Material to process:
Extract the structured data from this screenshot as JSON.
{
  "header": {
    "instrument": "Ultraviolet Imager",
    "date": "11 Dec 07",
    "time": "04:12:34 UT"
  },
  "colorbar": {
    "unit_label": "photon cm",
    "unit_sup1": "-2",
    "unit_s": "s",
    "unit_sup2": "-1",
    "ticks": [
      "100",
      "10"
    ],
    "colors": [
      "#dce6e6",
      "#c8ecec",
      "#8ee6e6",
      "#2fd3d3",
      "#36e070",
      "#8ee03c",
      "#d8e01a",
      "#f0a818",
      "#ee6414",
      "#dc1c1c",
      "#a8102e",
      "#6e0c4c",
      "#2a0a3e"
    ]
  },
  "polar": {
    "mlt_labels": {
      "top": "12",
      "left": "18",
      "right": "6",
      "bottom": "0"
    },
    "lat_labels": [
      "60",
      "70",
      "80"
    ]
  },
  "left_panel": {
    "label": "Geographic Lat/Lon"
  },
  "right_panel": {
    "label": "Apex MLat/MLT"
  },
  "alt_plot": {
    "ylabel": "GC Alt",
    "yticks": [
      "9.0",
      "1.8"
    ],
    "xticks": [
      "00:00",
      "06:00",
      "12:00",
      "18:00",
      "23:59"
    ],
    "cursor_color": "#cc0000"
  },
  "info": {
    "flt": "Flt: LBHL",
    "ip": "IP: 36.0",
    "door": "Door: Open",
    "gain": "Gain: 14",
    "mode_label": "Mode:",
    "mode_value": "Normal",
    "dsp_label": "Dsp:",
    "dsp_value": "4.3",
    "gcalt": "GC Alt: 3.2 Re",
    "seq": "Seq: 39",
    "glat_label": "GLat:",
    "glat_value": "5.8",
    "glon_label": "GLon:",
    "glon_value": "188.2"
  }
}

Stated goal: Quote all of the entries exactly as they appear.

Full response:
Extract the structured data from this screenshot as JSON.
{
  "header": {
    "instrument": "Ultraviolet Imager",
    "date": "11 Dec 07",
    "time": "04:12:34 UT"
  },
  "colorbar": {
    "unit_label": "photon cm",
    "unit_sup1": "-2",
    "unit_s": "s",
    "unit_sup2": "-1",
    "ticks": [
      "100",
      "10"
    ],
    "colors": [
      "#dce6e6",
      "#c8ecec",
      "#8ee6e6",
      "#2fd3d3",
      "#36e070",
      "#8ee03c",
      "#d8e01a",
      "#f0a818",
      "#ee6414",
      "#dc1c1c",
      "#a8102e",
      "#6e0c4c",
      "#2a0a3e"
    ]
  },
  "polar": {
    "mlt_labels": {
      "top": "12",
      "left": "18",
      "right": "6",
      "bottom": "0"
    },
    "lat_labels": [
      "60",
      "70",
      "80"
    ]
  },
  "left_panel": {
    "label": "Geographic Lat/Lon"
  },
  "right_panel": {
    "label": "Apex MLat/MLT"
  },
  "alt_plot": {
    "ylabel": "GC Alt",
    "yticks": [
      "9.0",
      "1.8"
    ],
    "xticks": [
      "00:00",
      "06:00",
      "12:00",
      "18:00",
      "23:59"
    ],
    "cursor_color": "#cc0000"
  },
  "info": {
    "flt": "Flt: LBHL",
    "ip": "IP: 36.0",
    "door": "Door: Open",
    "gain": "Gain: 14",
    "mode_label": "Mode:",
    "mode_value": "Normal",
    "dsp_label": "Dsp:",
    "dsp_value": "4.3",
    "gcalt": "GC Alt: 3.2 Re",
    "seq": "Seq: 39",
    "glat_label": "GLat:",
    "glat_value": "5.8",
    "glon_label": "GLon:",
    "glon_value": "188.2"
  }
}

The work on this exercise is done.